Please transcribe all of the rows below line for line, leaving the pictures out of your answer.

start Dataset excerpts

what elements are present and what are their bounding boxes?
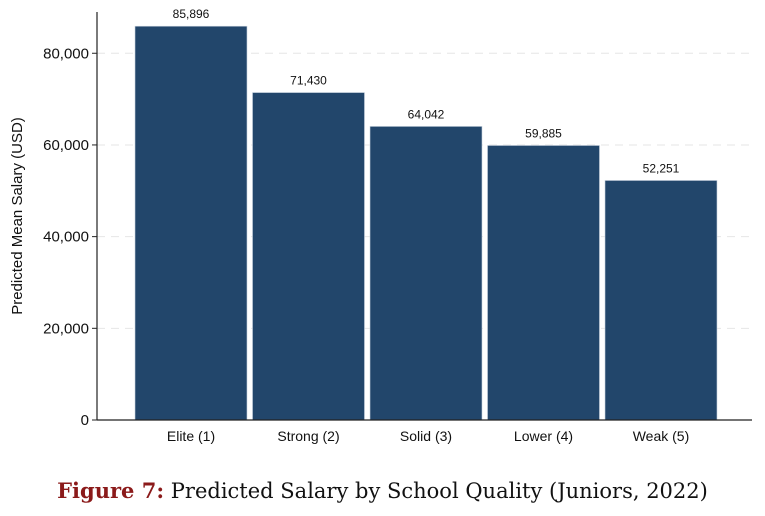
x-tick-label: Weak (5) (633, 428, 690, 444)
y-tick-label: 80,000 (43, 45, 89, 62)
bar-value-label: 59,885 (525, 126, 562, 140)
caption-label: Figure 7: (57, 478, 165, 503)
bar-value-label: 85,896 (173, 7, 210, 21)
bar-3 (369, 126, 483, 421)
bar-5 (604, 180, 718, 421)
caption-text: Predicted Salary by School Quality (Juni… (170, 479, 708, 503)
bar-value-label: 52,251 (643, 161, 680, 175)
bar-2 (252, 92, 365, 421)
y-axis-label: Predicted Mean Salary (USD) (9, 117, 26, 315)
bar-value-label: 64,042 (408, 107, 445, 121)
y-tick-label: 40,000 (43, 229, 89, 246)
figure-caption: Figure 7: Predicted Salary by School Qua… (0, 478, 765, 503)
bars: 85,896 71,430 64,042 59,885 52,251 (134, 7, 718, 421)
y-tick-label: 20,000 (43, 320, 89, 337)
x-tick-label: Solid (3) (400, 428, 452, 444)
bar-value-label: 71,430 (290, 74, 327, 88)
y-tick-label: 0 (81, 412, 89, 429)
x-tick-label: Lower (4) (514, 428, 573, 444)
bar-4 (487, 145, 600, 421)
x-tick-label: Elite (1) (167, 428, 215, 444)
bar-1 (134, 25, 248, 421)
axes: 0 20,000 40,000 60,000 80,000 Elite (1) Strong… (43, 12, 752, 444)
y-tick-label: 60,000 (43, 137, 89, 154)
x-tick-label: Strong (2) (277, 428, 339, 444)
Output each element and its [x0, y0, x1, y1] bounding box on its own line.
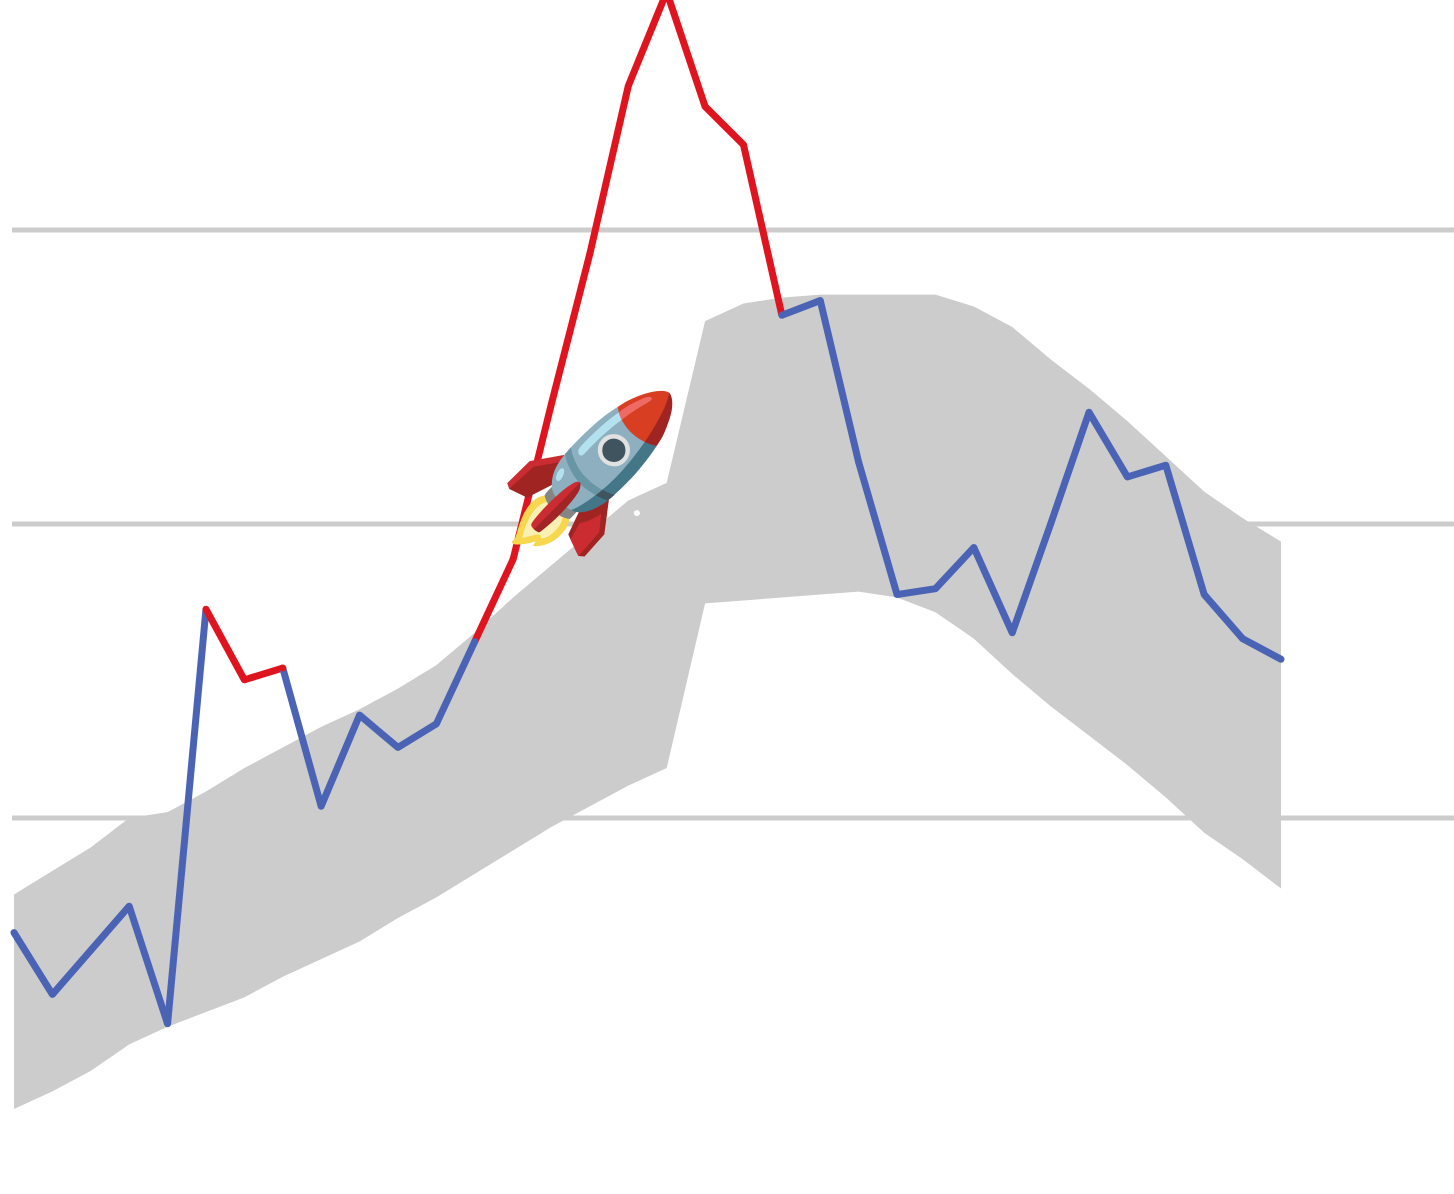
data-point-25	[970, 544, 978, 552]
line-segment-6	[243, 664, 284, 684]
data-point-10	[394, 743, 402, 751]
data-point-4	[164, 1020, 172, 1028]
line-segment-26	[1008, 522, 1054, 634]
data-point-31	[1200, 591, 1208, 599]
line-segment-13	[509, 402, 555, 561]
data-point-27	[1047, 520, 1055, 528]
confidence-band	[14, 294, 1281, 1110]
data-point-0	[10, 929, 18, 937]
line-segment-21	[816, 299, 863, 464]
line-segment-22	[855, 461, 901, 596]
rocket-icon: 🚀	[497, 386, 684, 560]
line-segment-9	[357, 712, 401, 751]
line-segment-8	[317, 713, 363, 808]
line-segment-3	[125, 905, 171, 1025]
line-segment-25	[970, 546, 1016, 635]
data-point-33	[1277, 655, 1285, 663]
line-segment-23	[896, 585, 936, 599]
data-point-18	[701, 103, 709, 111]
line-segment-19	[740, 143, 786, 317]
line-segment-16	[625, 0, 668, 88]
line-segment-4	[164, 608, 210, 1025]
data-point-16	[624, 82, 632, 90]
data-point-14	[548, 399, 556, 407]
data-point-15	[586, 250, 594, 258]
line-segment-5	[202, 607, 248, 682]
line-segment-2	[88, 903, 132, 953]
line-segment-30	[1162, 464, 1208, 596]
line-segment-29	[1126, 461, 1167, 481]
line-segment-0	[11, 930, 56, 997]
data-point-1	[48, 990, 56, 998]
annotations: 🚀🍾	[497, 386, 684, 560]
data-point-21	[816, 297, 824, 305]
line-segment-28	[1086, 410, 1131, 479]
data-point-23	[893, 591, 901, 599]
line-segment-15	[586, 85, 632, 255]
line-segment-27	[1047, 411, 1093, 526]
data-point-28	[1085, 408, 1093, 416]
data-point-8	[317, 802, 325, 810]
data-point-13	[509, 555, 517, 563]
line-segment-7	[279, 667, 325, 808]
data-point-26	[1008, 629, 1016, 637]
line-segment-20	[780, 297, 822, 319]
data-point-22	[855, 458, 863, 466]
data-point-3	[125, 902, 133, 910]
data-point-11	[432, 720, 440, 728]
line-segment-18	[702, 104, 746, 148]
data-point-29	[1123, 473, 1131, 481]
line-segment-1	[49, 948, 94, 997]
series-line	[10, 0, 1285, 1028]
line-segment-31	[1201, 592, 1246, 641]
data-point-9	[356, 711, 364, 719]
line-segment-17	[665, 0, 709, 108]
data-point-24	[931, 585, 939, 593]
data-point-30	[1162, 461, 1170, 469]
line-segment-11	[433, 640, 478, 726]
line-segment-12	[471, 557, 517, 644]
line-segment-14	[548, 252, 594, 405]
data-point-2	[87, 946, 95, 954]
data-point-7	[279, 664, 287, 672]
data-point-19	[739, 141, 747, 149]
line-segment-32	[1240, 635, 1283, 663]
line-segment-24	[932, 545, 977, 592]
data-point-32	[1239, 635, 1247, 643]
data-point-20	[778, 311, 786, 319]
line-segment-10	[396, 720, 439, 751]
data-point-5	[202, 605, 210, 613]
data-point-6	[240, 676, 248, 684]
data-point-12	[471, 638, 479, 646]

end Dataset excerpts

Final result>
what elements are present and what are their bounding boxes?
x-tick-label: Weak (5) (633, 428, 690, 444)
y-tick-label: 80,000 (43, 45, 89, 62)
bar-value-label: 59,885 (525, 126, 562, 140)
caption-label: Figure 7: (57, 478, 165, 503)
bar-value-label: 85,896 (173, 7, 210, 21)
bar-3 (369, 126, 483, 421)
bar-5 (604, 180, 718, 421)
caption-text: Predicted Salary by School Quality (Juni… (170, 479, 708, 503)
bar-value-label: 52,251 (643, 161, 680, 175)
bar-2 (252, 92, 365, 421)
y-axis-label: Predicted Mean Salary (USD) (9, 117, 26, 315)
bar-value-label: 64,042 (408, 107, 445, 121)
y-tick-label: 40,000 (43, 229, 89, 246)
figure-caption: Figure 7: Predicted Salary by School Qua… (0, 478, 765, 503)
bars: 85,896 71,430 64,042 59,885 52,251 (134, 7, 718, 421)
y-tick-label: 20,000 (43, 320, 89, 337)
x-tick-label: Solid (3) (400, 428, 452, 444)
bar-value-label: 71,430 (290, 74, 327, 88)
y-tick-label: 0 (81, 412, 89, 429)
x-tick-label: Lower (4) (514, 428, 573, 444)
bar-4 (487, 145, 600, 421)
x-tick-label: Elite (1) (167, 428, 215, 444)
bar-1 (134, 25, 248, 421)
axes: 0 20,000 40,000 60,000 80,000 Elite (1) Strong… (43, 12, 752, 444)
y-tick-label: 60,000 (43, 137, 89, 154)
x-tick-label: Strong (2) (277, 428, 339, 444)
Output each element and its [x0, y0, x1, y1] bounding box on its own line.
data-point-25	[970, 544, 978, 552]
line-segment-6	[243, 664, 284, 684]
data-point-10	[394, 743, 402, 751]
data-point-4	[164, 1020, 172, 1028]
line-segment-26	[1008, 522, 1054, 634]
data-point-31	[1200, 591, 1208, 599]
line-segment-13	[509, 402, 555, 561]
data-point-27	[1047, 520, 1055, 528]
confidence-band	[14, 294, 1281, 1110]
data-point-0	[10, 929, 18, 937]
line-segment-21	[816, 299, 863, 464]
line-segment-22	[855, 461, 901, 596]
rocket-icon: 🚀	[497, 386, 684, 560]
line-segment-9	[357, 712, 401, 751]
line-segment-8	[317, 713, 363, 808]
line-segment-3	[125, 905, 171, 1025]
line-segment-25	[970, 546, 1016, 635]
data-point-33	[1277, 655, 1285, 663]
line-segment-23	[896, 585, 936, 599]
data-point-18	[701, 103, 709, 111]
line-segment-19	[740, 143, 786, 317]
line-segment-16	[625, 0, 668, 88]
line-segment-4	[164, 608, 210, 1025]
data-point-16	[624, 82, 632, 90]
data-point-14	[548, 399, 556, 407]
data-point-15	[586, 250, 594, 258]
line-segment-5	[202, 607, 248, 682]
line-segment-2	[88, 903, 132, 953]
line-segment-30	[1162, 464, 1208, 596]
line-segment-29	[1126, 461, 1167, 481]
line-segment-0	[11, 930, 56, 997]
data-point-1	[48, 990, 56, 998]
annotations: 🚀🍾	[497, 386, 684, 560]
data-point-21	[816, 297, 824, 305]
line-segment-28	[1086, 410, 1131, 479]
data-point-23	[893, 591, 901, 599]
line-segment-15	[586, 85, 632, 255]
line-segment-27	[1047, 411, 1093, 526]
data-point-28	[1085, 408, 1093, 416]
data-point-8	[317, 802, 325, 810]
data-point-13	[509, 555, 517, 563]
line-segment-7	[279, 667, 325, 808]
data-point-26	[1008, 629, 1016, 637]
line-segment-20	[780, 297, 822, 319]
data-point-22	[855, 458, 863, 466]
data-point-3	[125, 902, 133, 910]
data-point-11	[432, 720, 440, 728]
line-segment-18	[702, 104, 746, 148]
data-point-29	[1123, 473, 1131, 481]
line-segment-1	[49, 948, 94, 997]
series-line	[10, 0, 1285, 1028]
line-segment-31	[1201, 592, 1246, 641]
data-point-9	[356, 711, 364, 719]
line-segment-17	[665, 0, 709, 108]
data-point-24	[931, 585, 939, 593]
data-point-30	[1162, 461, 1170, 469]
line-segment-11	[433, 640, 478, 726]
line-segment-12	[471, 557, 517, 644]
line-segment-14	[548, 252, 594, 405]
data-point-2	[87, 946, 95, 954]
data-point-7	[279, 664, 287, 672]
data-point-19	[739, 141, 747, 149]
line-segment-32	[1240, 635, 1283, 663]
line-segment-24	[932, 545, 977, 592]
data-point-32	[1239, 635, 1247, 643]
data-point-20	[778, 311, 786, 319]
line-segment-10	[396, 720, 439, 751]
data-point-5	[202, 605, 210, 613]
data-point-6	[240, 676, 248, 684]
data-point-12	[471, 638, 479, 646]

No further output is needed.